* _Task directions_: Take the data that follows and retype it word for word.

* _Supplied data_:
--------------------------------------------------

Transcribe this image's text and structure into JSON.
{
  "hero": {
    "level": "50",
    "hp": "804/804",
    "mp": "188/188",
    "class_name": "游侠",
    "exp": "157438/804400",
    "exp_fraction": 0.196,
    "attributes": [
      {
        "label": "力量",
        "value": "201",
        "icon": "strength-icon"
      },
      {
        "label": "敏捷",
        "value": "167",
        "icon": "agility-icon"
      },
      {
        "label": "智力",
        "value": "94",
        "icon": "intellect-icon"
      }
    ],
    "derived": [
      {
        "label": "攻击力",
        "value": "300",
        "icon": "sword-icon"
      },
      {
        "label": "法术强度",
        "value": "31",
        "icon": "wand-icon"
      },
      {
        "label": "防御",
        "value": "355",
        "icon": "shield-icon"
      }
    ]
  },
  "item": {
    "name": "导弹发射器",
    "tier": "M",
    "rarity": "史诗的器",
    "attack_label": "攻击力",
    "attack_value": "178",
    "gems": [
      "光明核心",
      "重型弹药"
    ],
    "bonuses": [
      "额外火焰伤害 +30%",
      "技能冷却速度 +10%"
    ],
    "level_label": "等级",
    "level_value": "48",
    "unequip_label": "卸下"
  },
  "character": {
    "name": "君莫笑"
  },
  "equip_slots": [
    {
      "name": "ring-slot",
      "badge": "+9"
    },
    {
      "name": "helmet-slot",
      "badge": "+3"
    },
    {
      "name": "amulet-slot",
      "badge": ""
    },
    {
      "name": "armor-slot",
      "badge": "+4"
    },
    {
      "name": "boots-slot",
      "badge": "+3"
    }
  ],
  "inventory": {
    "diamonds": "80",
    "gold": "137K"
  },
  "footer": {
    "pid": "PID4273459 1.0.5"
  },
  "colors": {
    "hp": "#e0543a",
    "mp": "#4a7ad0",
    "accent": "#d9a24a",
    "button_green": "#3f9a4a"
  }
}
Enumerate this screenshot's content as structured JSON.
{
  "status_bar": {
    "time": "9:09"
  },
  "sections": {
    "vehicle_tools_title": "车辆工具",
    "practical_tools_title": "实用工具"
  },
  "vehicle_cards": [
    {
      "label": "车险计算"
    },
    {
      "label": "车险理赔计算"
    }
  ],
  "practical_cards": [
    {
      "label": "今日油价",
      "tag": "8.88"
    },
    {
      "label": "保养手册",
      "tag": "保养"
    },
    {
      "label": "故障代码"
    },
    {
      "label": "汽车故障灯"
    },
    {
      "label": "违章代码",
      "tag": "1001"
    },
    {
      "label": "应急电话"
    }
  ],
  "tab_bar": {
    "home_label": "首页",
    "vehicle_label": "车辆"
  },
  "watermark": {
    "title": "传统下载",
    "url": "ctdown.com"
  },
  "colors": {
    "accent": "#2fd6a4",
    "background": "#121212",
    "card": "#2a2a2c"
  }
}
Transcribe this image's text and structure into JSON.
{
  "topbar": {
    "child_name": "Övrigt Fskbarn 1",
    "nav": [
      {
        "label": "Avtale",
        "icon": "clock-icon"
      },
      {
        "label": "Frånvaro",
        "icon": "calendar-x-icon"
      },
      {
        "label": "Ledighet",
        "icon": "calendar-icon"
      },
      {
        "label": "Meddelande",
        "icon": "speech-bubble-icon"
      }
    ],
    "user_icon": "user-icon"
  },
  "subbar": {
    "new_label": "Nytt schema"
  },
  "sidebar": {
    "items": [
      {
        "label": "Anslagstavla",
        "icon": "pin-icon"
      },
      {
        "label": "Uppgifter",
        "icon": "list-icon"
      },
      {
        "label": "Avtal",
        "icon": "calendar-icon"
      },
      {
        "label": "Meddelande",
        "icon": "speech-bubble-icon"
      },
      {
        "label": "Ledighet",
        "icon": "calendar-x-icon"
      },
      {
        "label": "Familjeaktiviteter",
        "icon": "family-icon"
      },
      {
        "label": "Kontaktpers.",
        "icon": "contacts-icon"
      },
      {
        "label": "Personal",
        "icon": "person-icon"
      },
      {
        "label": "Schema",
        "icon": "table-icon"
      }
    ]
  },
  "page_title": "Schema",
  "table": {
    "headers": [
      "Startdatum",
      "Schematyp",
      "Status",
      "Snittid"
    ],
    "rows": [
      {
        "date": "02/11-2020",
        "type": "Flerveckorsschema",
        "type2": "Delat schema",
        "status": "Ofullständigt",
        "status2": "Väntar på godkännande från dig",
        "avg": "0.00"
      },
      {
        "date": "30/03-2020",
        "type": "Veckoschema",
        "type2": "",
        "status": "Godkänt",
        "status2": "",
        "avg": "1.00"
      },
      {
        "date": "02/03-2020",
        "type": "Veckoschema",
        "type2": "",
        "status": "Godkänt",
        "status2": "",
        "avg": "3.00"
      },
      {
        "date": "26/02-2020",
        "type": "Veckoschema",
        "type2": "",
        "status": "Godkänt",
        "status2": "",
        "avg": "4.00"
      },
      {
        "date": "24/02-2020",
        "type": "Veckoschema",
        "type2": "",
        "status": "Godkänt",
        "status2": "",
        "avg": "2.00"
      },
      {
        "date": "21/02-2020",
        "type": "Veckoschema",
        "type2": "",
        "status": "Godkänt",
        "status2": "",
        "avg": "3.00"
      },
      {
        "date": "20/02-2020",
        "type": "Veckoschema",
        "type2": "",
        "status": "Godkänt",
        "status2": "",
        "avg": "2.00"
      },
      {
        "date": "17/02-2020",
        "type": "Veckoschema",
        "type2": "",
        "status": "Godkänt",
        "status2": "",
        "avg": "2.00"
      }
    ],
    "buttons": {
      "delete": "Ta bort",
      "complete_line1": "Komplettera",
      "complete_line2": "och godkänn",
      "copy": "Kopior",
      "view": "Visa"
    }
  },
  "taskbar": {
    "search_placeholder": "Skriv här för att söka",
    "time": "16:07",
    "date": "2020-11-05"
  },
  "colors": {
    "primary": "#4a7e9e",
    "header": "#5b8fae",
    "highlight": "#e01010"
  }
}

--------------------------------------------------

* _Final result_:
Transcribe this image's text and structure into JSON.
{
  "hero": {
    "level": "50",
    "hp": "804/804",
    "mp": "188/188",
    "class_name": "游侠",
    "exp": "157438/804400",
    "exp_fraction": 0.196,
    "attributes": [
      {
        "label": "力量",
        "value": "201",
        "icon": "strength-icon"
      },
      {
        "label": "敏捷",
        "value": "167",
        "icon": "agility-icon"
      },
      {
        "label": "智力",
        "value": "94",
        "icon": "intellect-icon"
      }
    ],
    "derived": [
      {
        "label": "攻击力",
        "value": "300",
        "icon": "sword-icon"
      },
      {
        "label": "法术强度",
        "value": "31",
        "icon": "wand-icon"
      },
      {
        "label": "防御",
        "value": "355",
        "icon": "shield-icon"
      }
    ]
  },
  "item": {
    "name": "导弹发射器",
    "tier": "M",
    "rarity": "史诗的器",
    "attack_label": "攻击力",
    "attack_value": "178",
    "gems": [
      "光明核心",
      "重型弹药"
    ],
    "bonuses": [
      "额外火焰伤害 +30%",
      "技能冷却速度 +10%"
    ],
    "level_label": "等级",
    "level_value": "48",
    "unequip_label": "卸下"
  },
  "character": {
    "name": "君莫笑"
  },
  "equip_slots": [
    {
      "name": "ring-slot",
      "badge": "+9"
    },
    {
      "name": "helmet-slot",
      "badge": "+3"
    },
    {
      "name": "amulet-slot",
      "badge": ""
    },
    {
      "name": "armor-slot",
      "badge": "+4"
    },
    {
      "name": "boots-slot",
      "badge": "+3"
    }
  ],
  "inventory": {
    "diamonds": "80",
    "gold": "137K"
  },
  "footer": {
    "pid": "PID4273459 1.0.5"
  },
  "colors": {
    "hp": "#e0543a",
    "mp": "#4a7ad0",
    "accent": "#d9a24a",
    "button_green": "#3f9a4a"
  }
}
Enumerate this screenshot's content as structured JSON.
{
  "status_bar": {
    "time": "9:09"
  },
  "sections": {
    "vehicle_tools_title": "车辆工具",
    "practical_tools_title": "实用工具"
  },
  "vehicle_cards": [
    {
      "label": "车险计算"
    },
    {
      "label": "车险理赔计算"
    }
  ],
  "practical_cards": [
    {
      "label": "今日油价",
      "tag": "8.88"
    },
    {
      "label": "保养手册",
      "tag": "保养"
    },
    {
      "label": "故障代码"
    },
    {
      "label": "汽车故障灯"
    },
    {
      "label": "违章代码",
      "tag": "1001"
    },
    {
      "label": "应急电话"
    }
  ],
  "tab_bar": {
    "home_label": "首页",
    "vehicle_label": "车辆"
  },
  "watermark": {
    "title": "传统下载",
    "url": "ctdown.com"
  },
  "colors": {
    "accent": "#2fd6a4",
    "background": "#121212",
    "card": "#2a2a2c"
  }
}
Transcribe this image's text and structure into JSON.
{
  "topbar": {
    "child_name": "Övrigt Fskbarn 1",
    "nav": [
      {
        "label": "Avtale",
        "icon": "clock-icon"
      },
      {
        "label": "Frånvaro",
        "icon": "calendar-x-icon"
      },
      {
        "label": "Ledighet",
        "icon": "calendar-icon"
      },
      {
        "label": "Meddelande",
        "icon": "speech-bubble-icon"
      }
    ],
    "user_icon": "user-icon"
  },
  "subbar": {
    "new_label": "Nytt schema"
  },
  "sidebar": {
    "items": [
      {
        "label": "Anslagstavla",
        "icon": "pin-icon"
      },
      {
        "label": "Uppgifter",
        "icon": "list-icon"
      },
      {
        "label": "Avtal",
        "icon": "calendar-icon"
      },
      {
        "label": "Meddelande",
        "icon": "speech-bubble-icon"
      },
      {
        "label": "Ledighet",
        "icon": "calendar-x-icon"
      },
      {
        "label": "Familjeaktiviteter",
        "icon": "family-icon"
      },
      {
        "label": "Kontaktpers.",
        "icon": "contacts-icon"
      },
      {
        "label": "Personal",
        "icon": "person-icon"
      },
      {
        "label": "Schema",
        "icon": "table-icon"
      }
    ]
  },
  "page_title": "Schema",
  "table": {
    "headers": [
      "Startdatum",
      "Schematyp",
      "Status",
      "Snittid"
    ],
    "rows": [
      {
        "date": "02/11-2020",
        "type": "Flerveckorsschema",
        "type2": "Delat schema",
        "status": "Ofullständigt",
        "status2": "Väntar på godkännande från dig",
        "avg": "0.00"
      },
      {
        "date": "30/03-2020",
        "type": "Veckoschema",
        "type2": "",
        "status": "Godkänt",
        "status2": "",
        "avg": "1.00"
      },
      {
        "date": "02/03-2020",
        "type": "Veckoschema",
        "type2": "",
        "status": "Godkänt",
        "status2": "",
        "avg": "3.00"
      },
      {
        "date": "26/02-2020",
        "type": "Veckoschema",
        "type2": "",
        "status": "Godkänt",
        "status2": "",
        "avg": "4.00"
      },
      {
        "date": "24/02-2020",
        "type": "Veckoschema",
        "type2": "",
        "status": "Godkänt",
        "status2": "",
        "avg": "2.00"
      },
      {
        "date": "21/02-2020",
        "type": "Veckoschema",
        "type2": "",
        "status": "Godkänt",
        "status2": "",
        "avg": "3.00"
      },
      {
        "date": "20/02-2020",
        "type": "Veckoschema",
        "type2": "",
        "status": "Godkänt",
        "status2": "",
        "avg": "2.00"
      },
      {
        "date": "17/02-2020",
        "type": "Veckoschema",
        "type2": "",
        "status": "Godkänt",
        "status2": "",
        "avg": "2.00"
      }
    ],
    "buttons": {
      "delete": "Ta bort",
      "complete_line1": "Komplettera",
      "complete_line2": "och godkänn",
      "copy": "Kopior",
      "view": "Visa"
    }
  },
  "taskbar": {
    "search_placeholder": "Skriv här för att söka",
    "time": "16:07",
    "date": "2020-11-05"
  },
  "colors": {
    "primary": "#4a7e9e",
    "header": "#5b8fae",
    "highlight": "#e01010"
  }
}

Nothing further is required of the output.